| What this task involves |
Look through the records below and give the number of lines holding the string "labels", nothing more.

| Input |
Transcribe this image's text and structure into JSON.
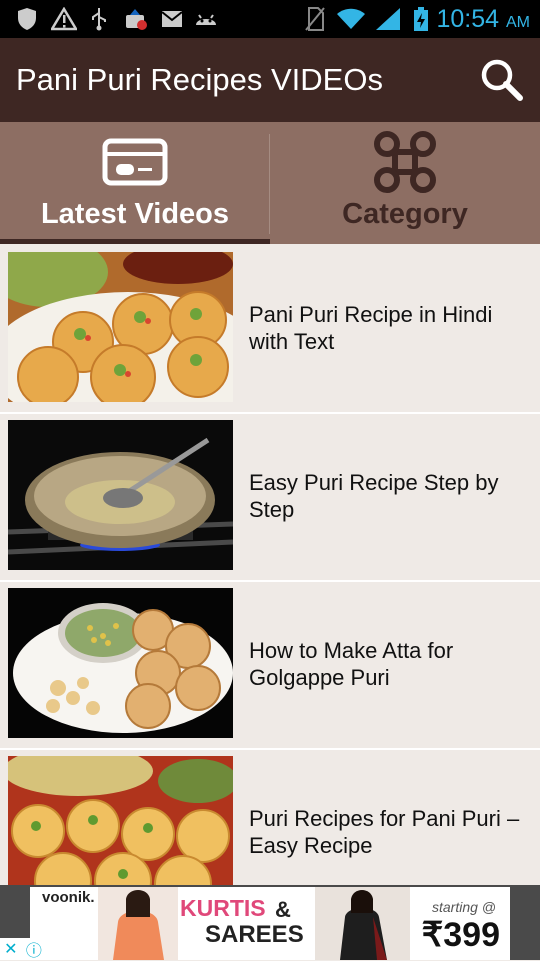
{
  "status_bar": {
    "icons": [
      "shield-icon",
      "warning-icon",
      "usb-icon",
      "app-update-icon",
      "mail-icon",
      "android-icon",
      "no-sim-icon",
      "wifi-icon",
      "signal-icon",
      "battery-charging-icon"
    ],
    "time": "10:54",
    "ampm": "AM",
    "time_color": "#33b5e5"
  },
  "app_bar": {
    "title": "Pani Puri Recipes VIDEOs",
    "background": "#3e2723",
    "search_icon": "search-icon"
  },
  "tabs": [
    {
      "label": "Latest Videos",
      "icon": "video-card-icon",
      "selected": true,
      "color": "#ffffff"
    },
    {
      "label": "Category",
      "icon": "command-icon",
      "selected": false,
      "color": "#3e2723"
    }
  ],
  "videos": [
    {
      "title": "Pani Puri Recipe in Hindi with Text",
      "thumb": "pani-puri-plate-thumbnail"
    },
    {
      "title": "Easy Puri Recipe Step by Step",
      "thumb": "frying-pan-thumbnail"
    },
    {
      "title": "How to Make Atta for Golgappe Puri",
      "thumb": "golgappe-plate-thumbnail"
    },
    {
      "title": "Puri Recipes for Pani Puri – Easy Recipe",
      "thumb": "stuffed-puri-thumbnail"
    }
  ],
  "ad": {
    "brand": "voonik.",
    "headline_1": "KURTIS",
    "headline_amp": "&",
    "headline_2": "SAREES",
    "price_prefix": "starting @",
    "price": "₹399"
  }
}
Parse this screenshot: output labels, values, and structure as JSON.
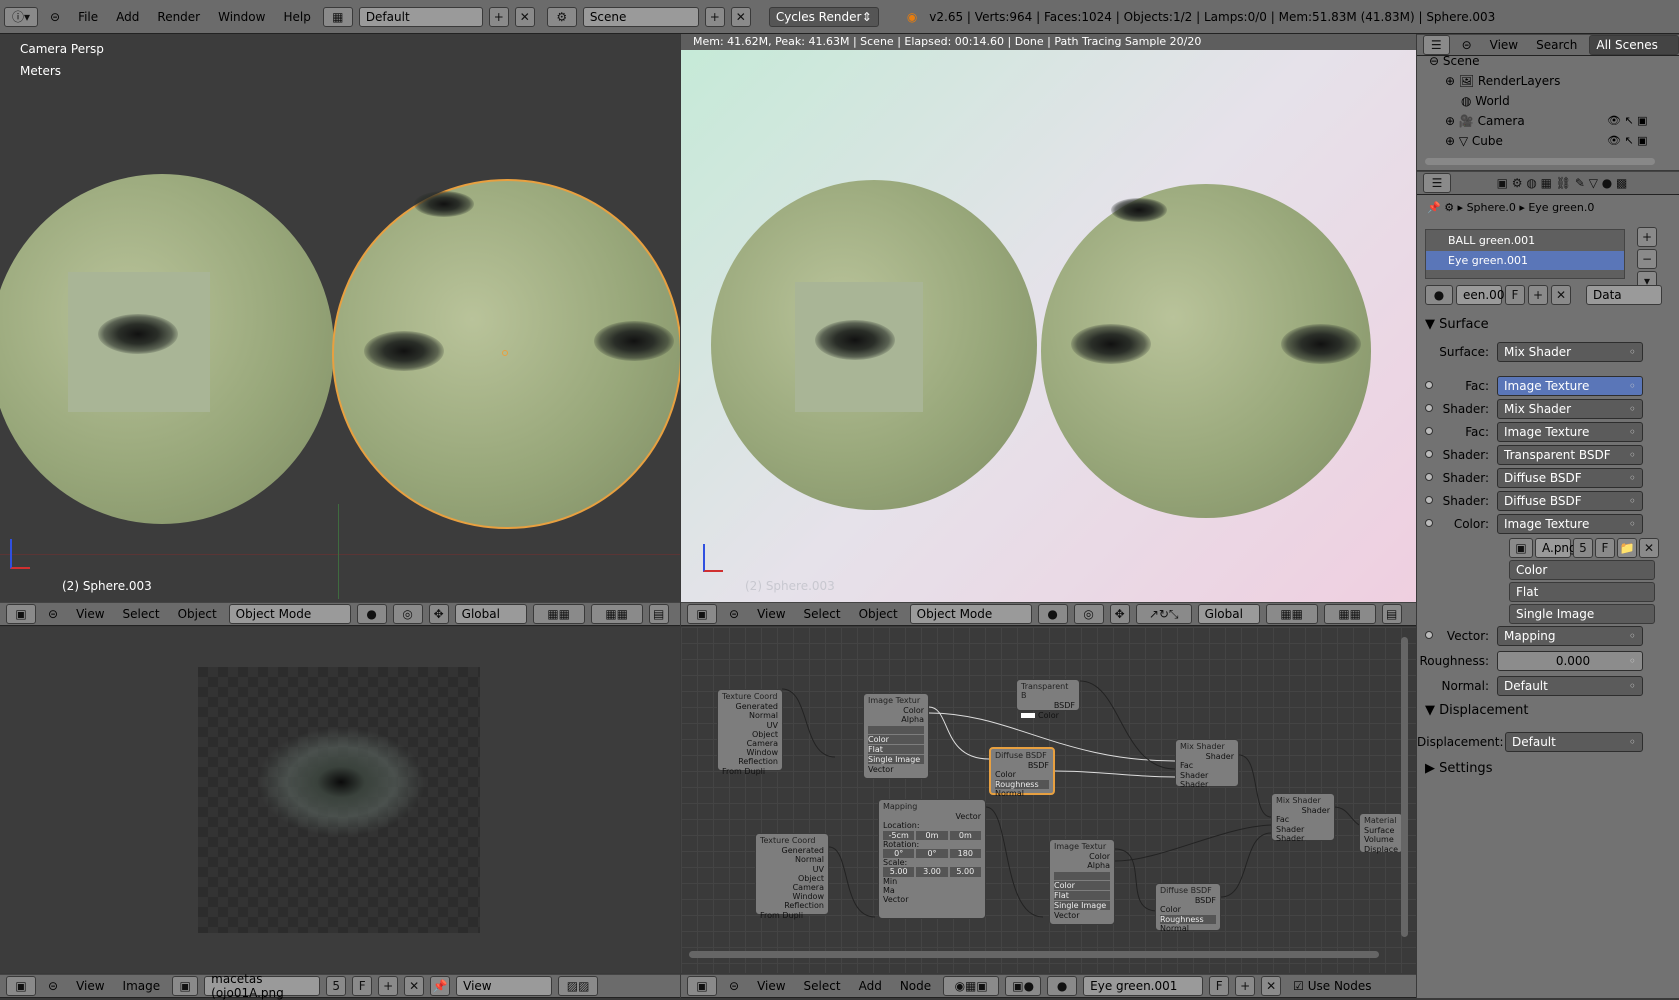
{
  "topbar": {
    "menus": [
      "File",
      "Add",
      "Render",
      "Window",
      "Help"
    ],
    "screen_layout": "Default",
    "scene": "Scene",
    "render_engine": "Cycles Render",
    "stats": "v2.65 | Verts:964 | Faces:1024 | Objects:1/2 | Lamps:0/0 | Mem:51.83M (41.83M) | Sphere.003"
  },
  "viewport_left": {
    "view_name": "Camera Persp",
    "units": "Meters",
    "object_label": "(2) Sphere.003",
    "header": {
      "menus": [
        "View",
        "Select",
        "Object"
      ],
      "mode": "Object Mode",
      "orientation": "Global"
    }
  },
  "viewport_render": {
    "status": "Mem: 41.62M, Peak: 41.63M | Scene | Elapsed: 00:14.60 | Done | Path Tracing Sample 20/20",
    "object_label": "(2) Sphere.003",
    "header": {
      "menus": [
        "View",
        "Select",
        "Object"
      ],
      "mode": "Object Mode",
      "orientation": "Global"
    }
  },
  "image_editor": {
    "header": {
      "menus": [
        "View",
        "Image"
      ],
      "image_name": "macetas (ojo01A.png",
      "users": "5",
      "fake": "F",
      "display": "View"
    }
  },
  "node_editor": {
    "header": {
      "menus": [
        "View",
        "Select",
        "Add",
        "Node"
      ],
      "material": "Eye green.001",
      "fake": "F",
      "use_nodes": "Use Nodes"
    },
    "nodes": {
      "texcoord1": {
        "title": "Texture Coord",
        "outputs": [
          "Generated",
          "Normal",
          "UV",
          "Object",
          "Camera",
          "Window",
          "Reflection"
        ],
        "option": "From Dupli"
      },
      "imgtex1": {
        "title": "Image Textur",
        "outputs": [
          "Color",
          "Alpha"
        ],
        "opts": [
          "Color",
          "Flat",
          "Single Image"
        ],
        "input": "Vector"
      },
      "transparent": {
        "title": "Transparent B",
        "out": "BSDF",
        "in": "Color"
      },
      "diffuse1": {
        "title": "Diffuse BSDF",
        "out": "BSDF",
        "ins": [
          "Color",
          "Roughness",
          "Normal"
        ]
      },
      "mix1": {
        "title": "Mix Shader",
        "out": "Shader",
        "ins": [
          "Fac",
          "Shader",
          "Shader"
        ]
      },
      "mapping": {
        "title": "Mapping",
        "out": "Vector",
        "labels": [
          "Location:",
          "Rotation:",
          "Scale:",
          "Min",
          "Ma"
        ],
        "loc": [
          "-5cm",
          "0m",
          "0m"
        ],
        "rot": [
          "0°",
          "0°",
          "180"
        ],
        "scale": [
          "5.00",
          "3.00",
          "5.00"
        ],
        "in": "Vector"
      },
      "texcoord2": {
        "title": "Texture Coord",
        "outputs": [
          "Generated",
          "Normal",
          "UV",
          "Object",
          "Camera",
          "Window",
          "Reflection"
        ],
        "option": "From Dupli"
      },
      "imgtex2": {
        "title": "Image Textur",
        "outputs": [
          "Color",
          "Alpha"
        ],
        "opts": [
          "Color",
          "Flat",
          "Single Image"
        ],
        "input": "Vector"
      },
      "diffuse2": {
        "title": "Diffuse BSDF",
        "out": "BSDF",
        "ins": [
          "Color",
          "Roughness",
          "Normal"
        ]
      },
      "mix2": {
        "title": "Mix Shader",
        "out": "Shader",
        "ins": [
          "Fac",
          "Shader",
          "Shader"
        ]
      },
      "output": {
        "title": "Material",
        "ins": [
          "Surface",
          "Volume",
          "Displace"
        ]
      }
    }
  },
  "outliner": {
    "header": {
      "view": "View",
      "search": "Search",
      "filter": "All Scenes"
    },
    "items": [
      "Scene",
      "RenderLayers",
      "World",
      "Camera",
      "Cube"
    ]
  },
  "properties": {
    "breadcrumb": [
      "Sphere.0",
      "Eye green.0"
    ],
    "materials": [
      "BALL green.001",
      "Eye green.001"
    ],
    "material_name": "een.001",
    "fake": "F",
    "link": "Data",
    "surface_section": "Surface",
    "rows": [
      {
        "label": "Surface:",
        "value": "Mix Shader"
      },
      {
        "label": "Fac:",
        "value": "Image Texture"
      },
      {
        "label": "Shader:",
        "value": "Mix Shader"
      },
      {
        "label": "Fac:",
        "value": "Image Texture"
      },
      {
        "label": "Shader:",
        "value": "Transparent BSDF"
      },
      {
        "label": "Shader:",
        "value": "Diffuse BSDF"
      },
      {
        "label": "Shader:",
        "value": "Diffuse BSDF"
      },
      {
        "label": "Color:",
        "value": "Image Texture"
      }
    ],
    "image": {
      "name": "A.png",
      "users": "5",
      "fake": "F"
    },
    "image_opts": [
      "Color",
      "Flat",
      "Single Image"
    ],
    "vector": {
      "label": "Vector:",
      "value": "Mapping"
    },
    "roughness": {
      "label": "Roughness:",
      "value": "0.000"
    },
    "normal": {
      "label": "Normal:",
      "value": "Default"
    },
    "displacement_section": "Displacement",
    "displacement": {
      "label": "Displacement:",
      "value": "Default"
    },
    "settings_section": "Settings"
  }
}
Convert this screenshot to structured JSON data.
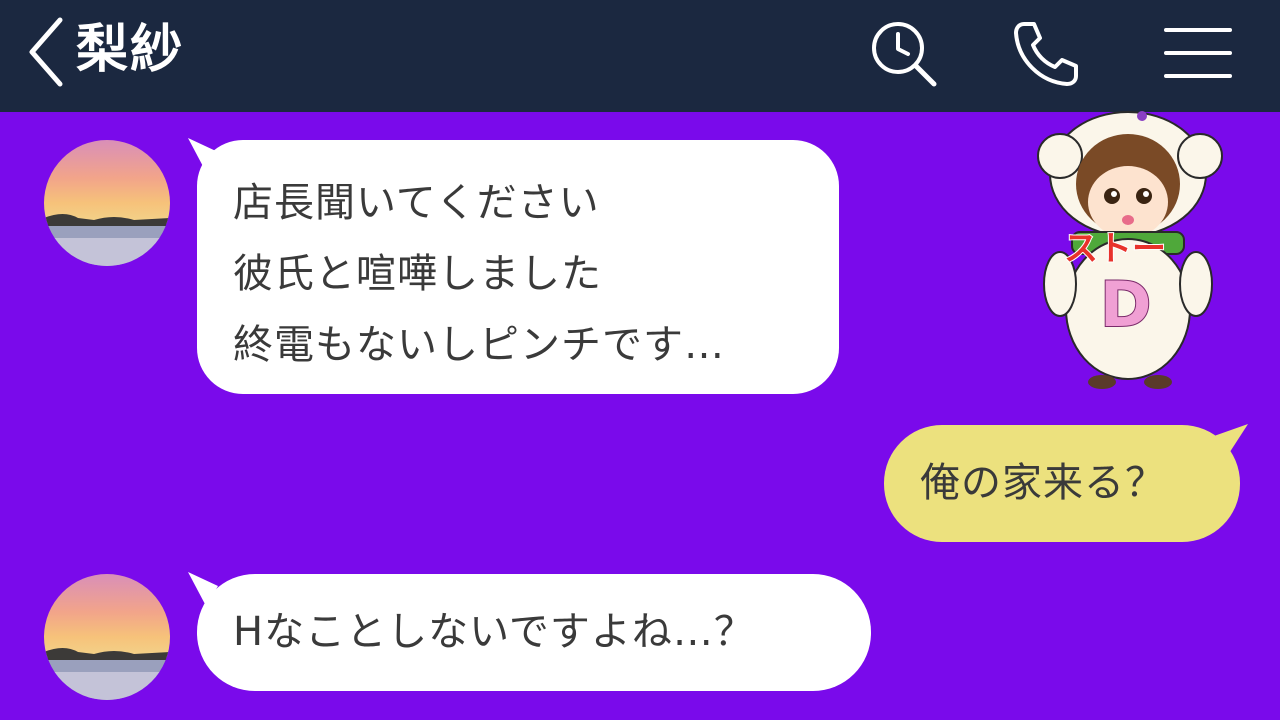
{
  "header": {
    "title": "梨紗",
    "back_icon": "chevron-left-icon",
    "search_icon": "search-clock-icon",
    "call_icon": "phone-icon",
    "menu_icon": "hamburger-menu-icon",
    "background": "#1b2840"
  },
  "chat": {
    "background": "#7a0aeb",
    "incoming_bubble_color": "#ffffff",
    "outgoing_bubble_color": "#ece17e",
    "messages": [
      {
        "direction": "incoming",
        "lines": [
          "店長聞いてください",
          "彼氏と喧嘩しました",
          "終電もないしピンチです…"
        ]
      },
      {
        "direction": "outgoing",
        "lines": [
          "俺の家来る？"
        ]
      },
      {
        "direction": "incoming",
        "lines": [
          "Hなことしないですよね…？"
        ]
      }
    ]
  },
  "sticker": {
    "text_top": "ストー",
    "text_big": "D"
  }
}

| Correct answer |
2